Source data
= = = =
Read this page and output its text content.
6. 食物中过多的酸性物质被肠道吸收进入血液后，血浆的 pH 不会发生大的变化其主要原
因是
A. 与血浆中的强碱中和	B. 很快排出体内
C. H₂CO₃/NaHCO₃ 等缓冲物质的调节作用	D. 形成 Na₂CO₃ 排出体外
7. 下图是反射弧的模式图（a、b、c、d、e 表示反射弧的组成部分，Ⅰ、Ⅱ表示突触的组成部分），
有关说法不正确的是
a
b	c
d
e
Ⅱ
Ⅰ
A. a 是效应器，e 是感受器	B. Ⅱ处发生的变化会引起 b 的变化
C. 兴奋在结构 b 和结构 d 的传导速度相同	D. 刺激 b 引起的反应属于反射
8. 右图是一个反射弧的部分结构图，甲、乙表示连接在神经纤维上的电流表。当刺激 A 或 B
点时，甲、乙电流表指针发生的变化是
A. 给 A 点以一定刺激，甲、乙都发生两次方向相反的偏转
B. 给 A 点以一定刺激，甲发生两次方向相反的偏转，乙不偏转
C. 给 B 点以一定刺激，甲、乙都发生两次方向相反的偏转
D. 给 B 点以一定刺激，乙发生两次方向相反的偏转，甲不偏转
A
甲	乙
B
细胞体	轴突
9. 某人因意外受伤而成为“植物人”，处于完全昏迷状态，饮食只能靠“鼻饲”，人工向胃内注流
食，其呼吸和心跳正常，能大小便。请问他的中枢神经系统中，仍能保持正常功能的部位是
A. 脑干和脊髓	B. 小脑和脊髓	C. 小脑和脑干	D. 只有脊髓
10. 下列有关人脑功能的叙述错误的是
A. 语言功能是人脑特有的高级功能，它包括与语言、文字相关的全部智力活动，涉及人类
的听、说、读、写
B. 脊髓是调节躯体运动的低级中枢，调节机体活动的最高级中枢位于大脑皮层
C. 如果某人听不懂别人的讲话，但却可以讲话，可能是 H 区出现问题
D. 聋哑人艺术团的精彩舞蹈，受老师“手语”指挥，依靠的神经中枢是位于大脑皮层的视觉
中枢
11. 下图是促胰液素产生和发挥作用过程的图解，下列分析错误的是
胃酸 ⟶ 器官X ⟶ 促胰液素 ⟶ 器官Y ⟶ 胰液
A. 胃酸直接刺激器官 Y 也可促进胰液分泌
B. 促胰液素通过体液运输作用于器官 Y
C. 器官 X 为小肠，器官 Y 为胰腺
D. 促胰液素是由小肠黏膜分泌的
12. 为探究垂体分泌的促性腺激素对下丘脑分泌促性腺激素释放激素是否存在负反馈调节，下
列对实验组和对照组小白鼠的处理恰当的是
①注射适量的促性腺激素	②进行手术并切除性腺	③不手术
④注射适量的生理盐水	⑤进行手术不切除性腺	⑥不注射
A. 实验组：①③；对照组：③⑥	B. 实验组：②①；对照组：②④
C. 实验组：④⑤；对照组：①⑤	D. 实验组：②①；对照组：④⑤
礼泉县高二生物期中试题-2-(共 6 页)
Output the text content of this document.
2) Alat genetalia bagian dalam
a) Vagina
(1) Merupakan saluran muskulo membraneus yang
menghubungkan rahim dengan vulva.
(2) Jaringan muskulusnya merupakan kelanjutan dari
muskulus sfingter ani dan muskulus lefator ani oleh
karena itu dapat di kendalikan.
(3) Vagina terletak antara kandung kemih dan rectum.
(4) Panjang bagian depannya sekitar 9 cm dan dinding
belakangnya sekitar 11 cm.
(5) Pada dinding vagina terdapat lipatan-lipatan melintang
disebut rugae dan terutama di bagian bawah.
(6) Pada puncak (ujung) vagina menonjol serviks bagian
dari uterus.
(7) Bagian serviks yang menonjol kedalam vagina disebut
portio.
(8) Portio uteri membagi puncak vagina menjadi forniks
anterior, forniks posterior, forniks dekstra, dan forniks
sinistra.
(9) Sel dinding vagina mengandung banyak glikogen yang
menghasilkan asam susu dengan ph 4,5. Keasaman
= = = =
Do this » From the listing above, extract every line exactly as it stands.

Result of this task »
Read this page and output its text content.
6. 食物中过多的酸性物质被肠道吸收进入血液后，血浆的 pH 不会发生大的变化其主要原
因是
A. 与血浆中的强碱中和	B. 很快排出体内
C. H₂CO₃/NaHCO₃ 等缓冲物质的调节作用	D. 形成 Na₂CO₃ 排出体外
7. 下图是反射弧的模式图（a、b、c、d、e 表示反射弧的组成部分，Ⅰ、Ⅱ表示突触的组成部分），
有关说法不正确的是
a
b	c
d
e
Ⅱ
Ⅰ
A. a 是效应器，e 是感受器	B. Ⅱ处发生的变化会引起 b 的变化
C. 兴奋在结构 b 和结构 d 的传导速度相同	D. 刺激 b 引起的反应属于反射
8. 右图是一个反射弧的部分结构图，甲、乙表示连接在神经纤维上的电流表。当刺激 A 或 B
点时，甲、乙电流表指针发生的变化是
A. 给 A 点以一定刺激，甲、乙都发生两次方向相反的偏转
B. 给 A 点以一定刺激，甲发生两次方向相反的偏转，乙不偏转
C. 给 B 点以一定刺激，甲、乙都发生两次方向相反的偏转
D. 给 B 点以一定刺激，乙发生两次方向相反的偏转，甲不偏转
A
甲	乙
B
细胞体	轴突
9. 某人因意外受伤而成为“植物人”，处于完全昏迷状态，饮食只能靠“鼻饲”，人工向胃内注流
食，其呼吸和心跳正常，能大小便。请问他的中枢神经系统中，仍能保持正常功能的部位是
A. 脑干和脊髓	B. 小脑和脊髓	C. 小脑和脑干	D. 只有脊髓
10. 下列有关人脑功能的叙述错误的是
A. 语言功能是人脑特有的高级功能，它包括与语言、文字相关的全部智力活动，涉及人类
的听、说、读、写
B. 脊髓是调节躯体运动的低级中枢，调节机体活动的最高级中枢位于大脑皮层
C. 如果某人听不懂别人的讲话，但却可以讲话，可能是 H 区出现问题
D. 聋哑人艺术团的精彩舞蹈，受老师“手语”指挥，依靠的神经中枢是位于大脑皮层的视觉
中枢
11. 下图是促胰液素产生和发挥作用过程的图解，下列分析错误的是
胃酸 ⟶ 器官X ⟶ 促胰液素 ⟶ 器官Y ⟶ 胰液
A. 胃酸直接刺激器官 Y 也可促进胰液分泌
B. 促胰液素通过体液运输作用于器官 Y
C. 器官 X 为小肠，器官 Y 为胰腺
D. 促胰液素是由小肠黏膜分泌的
12. 为探究垂体分泌的促性腺激素对下丘脑分泌促性腺激素释放激素是否存在负反馈调节，下
列对实验组和对照组小白鼠的处理恰当的是
①注射适量的促性腺激素	②进行手术并切除性腺	③不手术
④注射适量的生理盐水	⑤进行手术不切除性腺	⑥不注射
A. 实验组：①③；对照组：③⑥	B. 实验组：②①；对照组：②④
C. 实验组：④⑤；对照组：①⑤	D. 实验组：②①；对照组：④⑤
礼泉县高二生物期中试题-2-(共 6 页)
Output the text content of this document.
2) Alat genetalia bagian dalam
a) Vagina
(1) Merupakan saluran muskulo membraneus yang
menghubungkan rahim dengan vulva.
(2) Jaringan muskulusnya merupakan kelanjutan dari
muskulus sfingter ani dan muskulus lefator ani oleh
karena itu dapat di kendalikan.
(3) Vagina terletak antara kandung kemih dan rectum.
(4) Panjang bagian depannya sekitar 9 cm dan dinding
belakangnya sekitar 11 cm.
(5) Pada dinding vagina terdapat lipatan-lipatan melintang
disebut rugae dan terutama di bagian bawah.
(6) Pada puncak (ujung) vagina menonjol serviks bagian
dari uterus.
(7) Bagian serviks yang menonjol kedalam vagina disebut
portio.
(8) Portio uteri membagi puncak vagina menjadi forniks
anterior, forniks posterior, forniks dekstra, dan forniks
sinistra.
(9) Sel dinding vagina mengandung banyak glikogen yang
menghasilkan asam susu dengan ph 4,5. Keasaman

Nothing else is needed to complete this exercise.